## YOUR GOAL
Count the lines of the records that contain the word "Plans", treating case as significant, and reply with only the number.

## INPUT ROWS
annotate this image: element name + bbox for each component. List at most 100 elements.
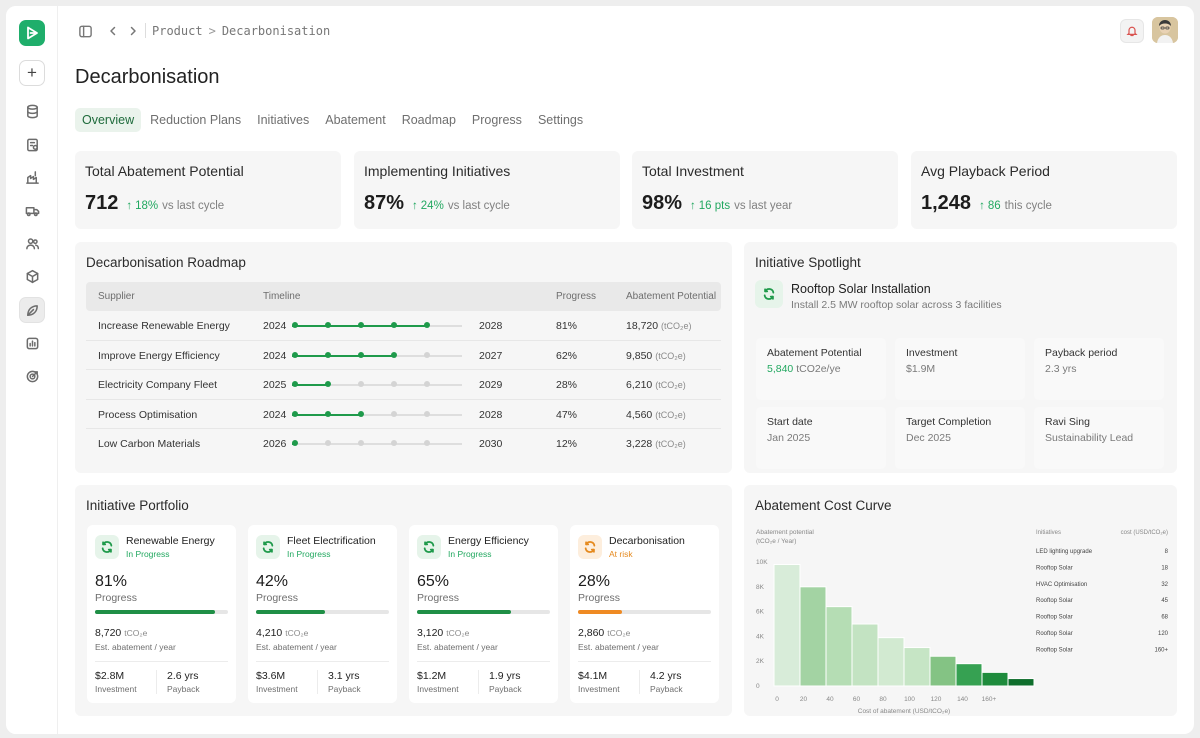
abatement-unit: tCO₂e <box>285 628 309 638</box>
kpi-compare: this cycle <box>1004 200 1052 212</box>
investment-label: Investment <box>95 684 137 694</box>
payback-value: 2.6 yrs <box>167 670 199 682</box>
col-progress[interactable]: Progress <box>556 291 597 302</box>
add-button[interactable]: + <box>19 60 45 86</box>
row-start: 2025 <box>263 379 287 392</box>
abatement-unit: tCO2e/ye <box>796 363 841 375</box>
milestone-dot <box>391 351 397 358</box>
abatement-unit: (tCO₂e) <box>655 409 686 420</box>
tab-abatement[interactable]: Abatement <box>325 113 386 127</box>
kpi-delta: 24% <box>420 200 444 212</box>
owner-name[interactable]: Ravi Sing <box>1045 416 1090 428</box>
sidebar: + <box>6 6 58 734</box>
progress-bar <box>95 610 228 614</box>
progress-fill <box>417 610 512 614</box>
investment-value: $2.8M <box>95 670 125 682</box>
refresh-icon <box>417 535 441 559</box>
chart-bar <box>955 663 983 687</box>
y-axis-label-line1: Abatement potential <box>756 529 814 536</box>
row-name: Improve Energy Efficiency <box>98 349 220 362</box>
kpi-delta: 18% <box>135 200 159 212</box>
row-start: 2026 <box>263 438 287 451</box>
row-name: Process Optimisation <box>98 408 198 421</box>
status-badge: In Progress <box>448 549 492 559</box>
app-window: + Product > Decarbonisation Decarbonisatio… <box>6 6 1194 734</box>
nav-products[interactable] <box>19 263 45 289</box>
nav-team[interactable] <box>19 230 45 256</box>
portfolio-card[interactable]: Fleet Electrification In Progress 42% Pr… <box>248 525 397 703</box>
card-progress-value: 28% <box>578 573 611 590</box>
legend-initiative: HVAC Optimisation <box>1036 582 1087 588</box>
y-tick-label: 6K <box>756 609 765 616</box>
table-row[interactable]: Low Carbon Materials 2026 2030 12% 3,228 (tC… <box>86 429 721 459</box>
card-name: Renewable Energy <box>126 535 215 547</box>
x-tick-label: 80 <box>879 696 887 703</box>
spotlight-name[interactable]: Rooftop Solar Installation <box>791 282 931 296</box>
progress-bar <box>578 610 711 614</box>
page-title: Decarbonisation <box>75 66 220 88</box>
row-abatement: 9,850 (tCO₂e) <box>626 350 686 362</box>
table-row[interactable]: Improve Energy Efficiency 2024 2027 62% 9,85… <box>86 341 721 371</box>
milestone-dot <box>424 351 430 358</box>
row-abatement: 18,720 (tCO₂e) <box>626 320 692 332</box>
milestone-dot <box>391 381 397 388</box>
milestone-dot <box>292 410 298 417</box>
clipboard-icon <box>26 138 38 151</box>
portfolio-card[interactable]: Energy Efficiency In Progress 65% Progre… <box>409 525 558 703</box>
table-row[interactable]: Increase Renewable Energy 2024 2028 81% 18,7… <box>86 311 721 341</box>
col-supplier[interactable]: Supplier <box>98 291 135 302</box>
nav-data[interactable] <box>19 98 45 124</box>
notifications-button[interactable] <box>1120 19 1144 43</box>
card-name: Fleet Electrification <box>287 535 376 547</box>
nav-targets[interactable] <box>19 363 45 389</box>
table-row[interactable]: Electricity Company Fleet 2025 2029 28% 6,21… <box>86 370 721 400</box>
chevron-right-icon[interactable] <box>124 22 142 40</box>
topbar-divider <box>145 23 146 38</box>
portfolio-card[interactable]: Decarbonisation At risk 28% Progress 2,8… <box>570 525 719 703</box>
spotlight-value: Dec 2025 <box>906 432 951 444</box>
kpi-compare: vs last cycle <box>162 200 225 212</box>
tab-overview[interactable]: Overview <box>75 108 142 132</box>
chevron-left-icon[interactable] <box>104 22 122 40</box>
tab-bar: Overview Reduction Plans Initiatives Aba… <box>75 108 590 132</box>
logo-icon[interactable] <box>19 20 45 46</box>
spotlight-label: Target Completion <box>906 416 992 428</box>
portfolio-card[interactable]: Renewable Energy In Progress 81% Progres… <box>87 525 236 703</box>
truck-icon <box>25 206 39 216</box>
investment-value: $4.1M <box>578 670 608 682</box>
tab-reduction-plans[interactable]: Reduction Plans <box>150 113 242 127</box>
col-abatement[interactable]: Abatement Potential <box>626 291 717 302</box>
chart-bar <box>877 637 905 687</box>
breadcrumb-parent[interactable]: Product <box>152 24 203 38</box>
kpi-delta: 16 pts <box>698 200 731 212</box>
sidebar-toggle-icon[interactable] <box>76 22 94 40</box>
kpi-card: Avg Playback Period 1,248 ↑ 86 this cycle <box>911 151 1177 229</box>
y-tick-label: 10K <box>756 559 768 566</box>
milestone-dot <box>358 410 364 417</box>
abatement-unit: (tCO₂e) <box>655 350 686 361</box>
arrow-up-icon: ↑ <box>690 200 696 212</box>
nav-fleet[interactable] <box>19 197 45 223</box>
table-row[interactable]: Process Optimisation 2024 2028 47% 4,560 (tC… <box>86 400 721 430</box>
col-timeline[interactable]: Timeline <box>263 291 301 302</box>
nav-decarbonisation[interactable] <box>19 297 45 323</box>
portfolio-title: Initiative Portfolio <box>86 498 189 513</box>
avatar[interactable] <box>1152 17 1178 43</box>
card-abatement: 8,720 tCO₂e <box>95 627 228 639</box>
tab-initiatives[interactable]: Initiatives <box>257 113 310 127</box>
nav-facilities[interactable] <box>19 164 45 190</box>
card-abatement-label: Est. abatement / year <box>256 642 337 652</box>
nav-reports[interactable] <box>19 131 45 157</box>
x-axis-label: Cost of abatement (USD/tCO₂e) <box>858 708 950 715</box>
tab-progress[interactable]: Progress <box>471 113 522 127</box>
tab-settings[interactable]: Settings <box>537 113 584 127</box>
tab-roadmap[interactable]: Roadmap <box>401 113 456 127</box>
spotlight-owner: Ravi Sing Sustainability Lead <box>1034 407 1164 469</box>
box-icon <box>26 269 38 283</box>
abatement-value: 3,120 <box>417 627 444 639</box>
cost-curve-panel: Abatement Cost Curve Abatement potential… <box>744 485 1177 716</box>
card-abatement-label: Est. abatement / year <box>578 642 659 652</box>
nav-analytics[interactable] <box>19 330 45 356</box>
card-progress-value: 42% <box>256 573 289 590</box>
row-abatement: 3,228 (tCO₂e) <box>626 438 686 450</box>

* * *

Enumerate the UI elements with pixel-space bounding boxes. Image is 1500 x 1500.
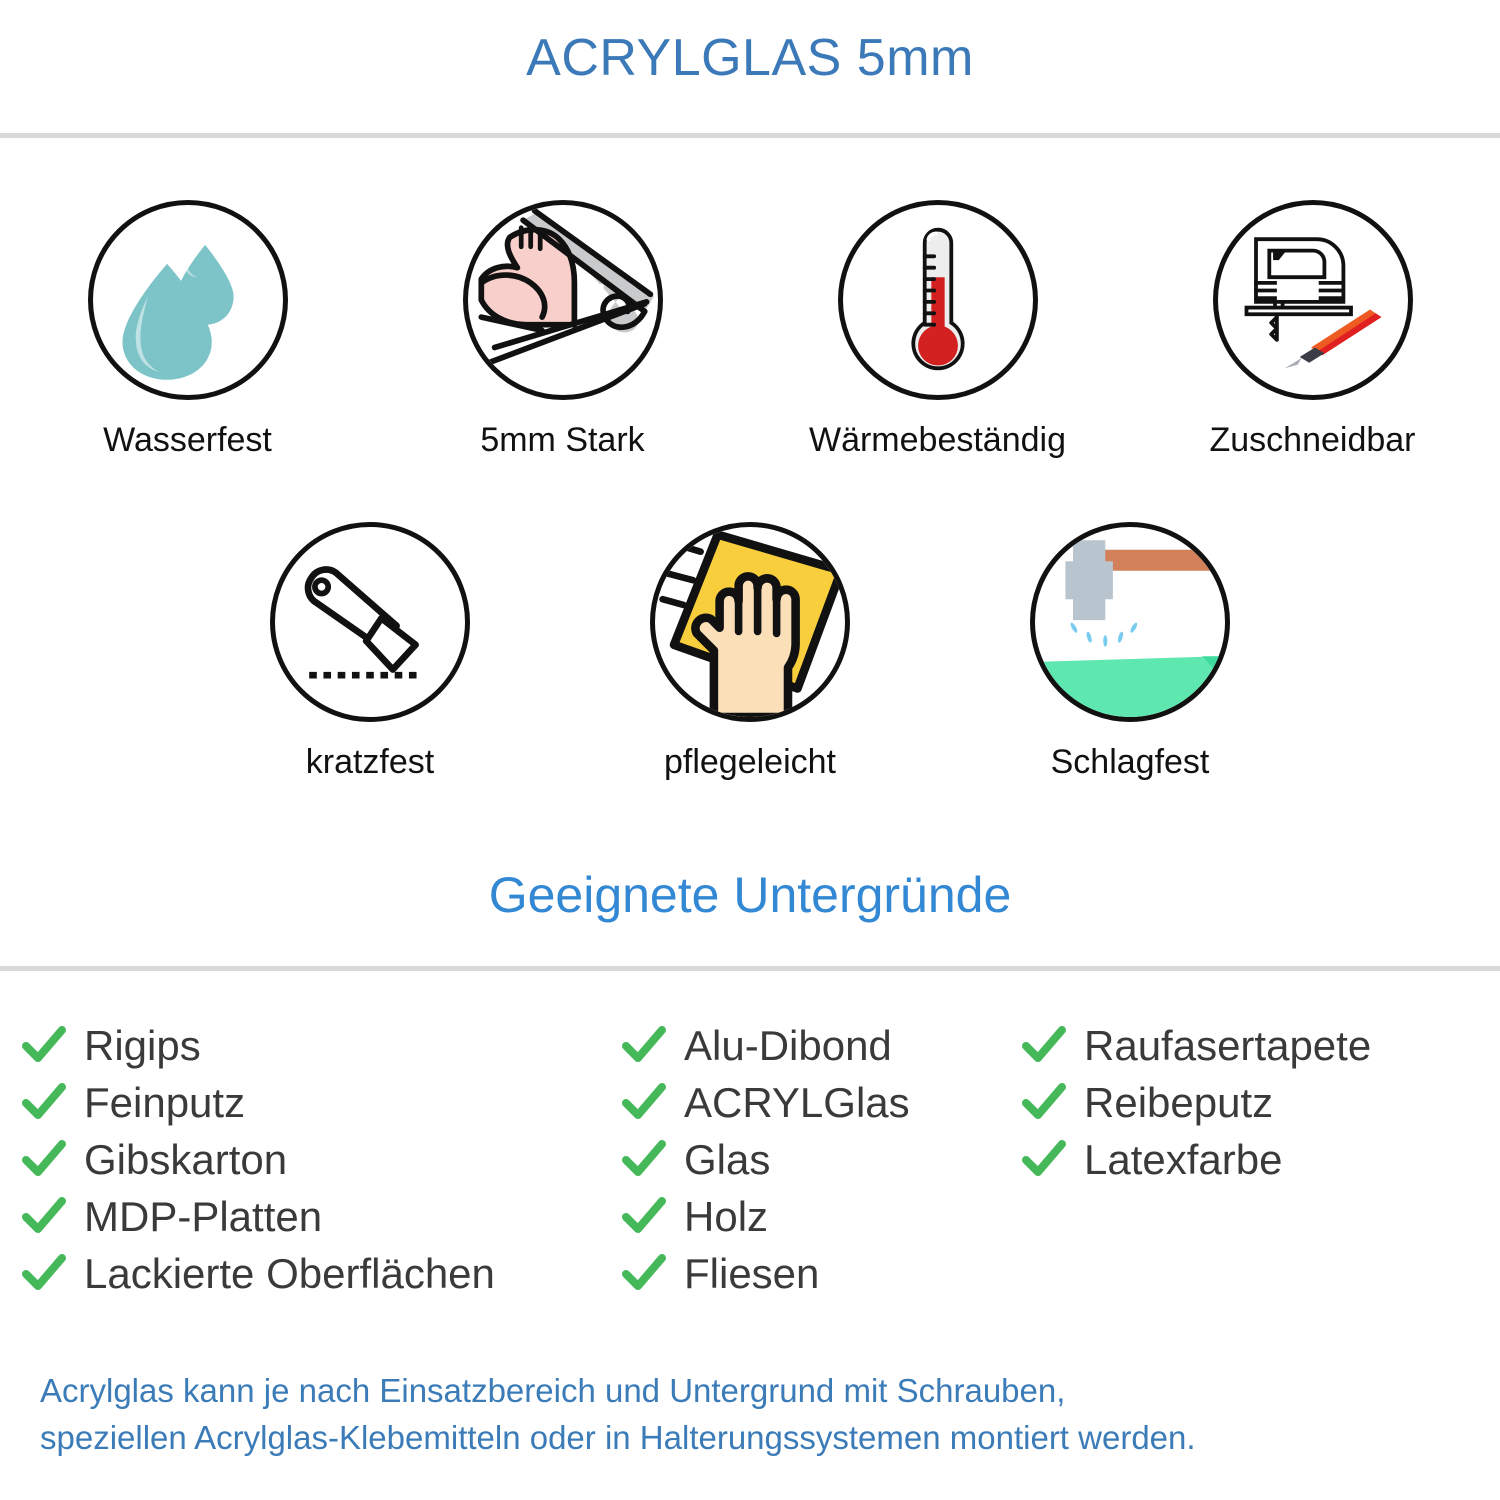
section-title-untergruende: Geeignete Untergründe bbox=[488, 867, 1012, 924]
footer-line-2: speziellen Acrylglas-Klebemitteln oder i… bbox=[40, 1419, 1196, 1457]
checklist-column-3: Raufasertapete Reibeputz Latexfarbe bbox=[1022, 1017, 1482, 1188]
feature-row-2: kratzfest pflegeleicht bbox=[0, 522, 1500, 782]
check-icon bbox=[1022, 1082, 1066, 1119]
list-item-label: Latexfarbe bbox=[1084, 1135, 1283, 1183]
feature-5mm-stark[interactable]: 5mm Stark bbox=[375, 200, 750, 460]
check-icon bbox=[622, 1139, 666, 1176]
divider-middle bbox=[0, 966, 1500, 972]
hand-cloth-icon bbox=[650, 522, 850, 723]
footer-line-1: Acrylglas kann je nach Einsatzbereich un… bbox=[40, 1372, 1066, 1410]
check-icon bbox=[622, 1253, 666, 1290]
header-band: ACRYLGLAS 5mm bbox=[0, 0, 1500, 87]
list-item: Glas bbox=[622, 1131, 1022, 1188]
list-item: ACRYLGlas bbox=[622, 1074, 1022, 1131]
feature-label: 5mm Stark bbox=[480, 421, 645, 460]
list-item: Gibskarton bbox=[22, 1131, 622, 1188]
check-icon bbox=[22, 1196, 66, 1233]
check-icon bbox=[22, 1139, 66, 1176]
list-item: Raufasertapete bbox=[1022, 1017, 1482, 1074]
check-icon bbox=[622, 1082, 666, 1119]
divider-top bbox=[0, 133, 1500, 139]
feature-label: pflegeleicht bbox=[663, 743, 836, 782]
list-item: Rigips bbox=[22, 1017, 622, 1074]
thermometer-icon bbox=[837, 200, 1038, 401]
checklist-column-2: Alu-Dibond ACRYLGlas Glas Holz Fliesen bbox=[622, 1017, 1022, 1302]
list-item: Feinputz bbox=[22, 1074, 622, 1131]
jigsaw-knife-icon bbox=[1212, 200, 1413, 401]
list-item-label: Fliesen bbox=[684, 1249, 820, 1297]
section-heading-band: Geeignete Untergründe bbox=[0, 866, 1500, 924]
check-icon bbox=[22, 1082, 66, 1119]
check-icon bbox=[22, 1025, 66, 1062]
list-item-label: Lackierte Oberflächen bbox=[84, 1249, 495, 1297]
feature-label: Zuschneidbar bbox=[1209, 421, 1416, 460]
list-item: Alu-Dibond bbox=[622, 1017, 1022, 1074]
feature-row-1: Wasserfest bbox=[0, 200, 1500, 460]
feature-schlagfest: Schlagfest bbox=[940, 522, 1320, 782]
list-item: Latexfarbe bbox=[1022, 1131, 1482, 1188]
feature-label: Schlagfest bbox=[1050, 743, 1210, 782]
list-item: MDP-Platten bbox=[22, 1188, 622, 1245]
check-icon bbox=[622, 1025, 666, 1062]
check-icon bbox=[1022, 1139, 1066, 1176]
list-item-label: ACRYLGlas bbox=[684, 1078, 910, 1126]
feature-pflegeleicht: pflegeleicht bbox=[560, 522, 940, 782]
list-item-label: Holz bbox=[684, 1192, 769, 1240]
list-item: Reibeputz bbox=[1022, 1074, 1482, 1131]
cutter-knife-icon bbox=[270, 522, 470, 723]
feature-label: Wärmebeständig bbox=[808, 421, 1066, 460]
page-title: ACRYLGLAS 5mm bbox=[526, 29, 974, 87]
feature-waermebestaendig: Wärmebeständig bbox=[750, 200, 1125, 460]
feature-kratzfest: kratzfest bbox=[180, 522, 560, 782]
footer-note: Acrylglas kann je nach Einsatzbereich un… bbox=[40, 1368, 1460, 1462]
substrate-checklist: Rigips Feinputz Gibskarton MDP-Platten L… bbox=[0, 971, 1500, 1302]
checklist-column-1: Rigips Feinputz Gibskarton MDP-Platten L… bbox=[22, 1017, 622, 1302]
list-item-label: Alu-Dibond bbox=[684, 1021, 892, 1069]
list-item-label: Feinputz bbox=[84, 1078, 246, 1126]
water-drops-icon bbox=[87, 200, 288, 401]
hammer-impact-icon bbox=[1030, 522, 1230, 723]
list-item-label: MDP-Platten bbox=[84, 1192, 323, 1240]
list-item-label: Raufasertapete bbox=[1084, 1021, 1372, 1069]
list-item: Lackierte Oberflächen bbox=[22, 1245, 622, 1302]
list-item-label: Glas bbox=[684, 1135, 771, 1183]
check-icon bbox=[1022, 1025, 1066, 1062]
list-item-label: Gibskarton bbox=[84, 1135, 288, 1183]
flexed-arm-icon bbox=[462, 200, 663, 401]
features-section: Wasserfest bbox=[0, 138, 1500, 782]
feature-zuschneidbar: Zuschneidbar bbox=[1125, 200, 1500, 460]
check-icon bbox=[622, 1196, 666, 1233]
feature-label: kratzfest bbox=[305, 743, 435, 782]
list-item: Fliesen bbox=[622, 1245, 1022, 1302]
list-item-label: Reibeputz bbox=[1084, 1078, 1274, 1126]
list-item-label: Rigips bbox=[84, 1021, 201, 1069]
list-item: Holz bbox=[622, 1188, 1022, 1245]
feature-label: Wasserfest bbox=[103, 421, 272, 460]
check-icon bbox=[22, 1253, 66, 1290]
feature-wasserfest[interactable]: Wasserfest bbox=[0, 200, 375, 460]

## OUTPUT
2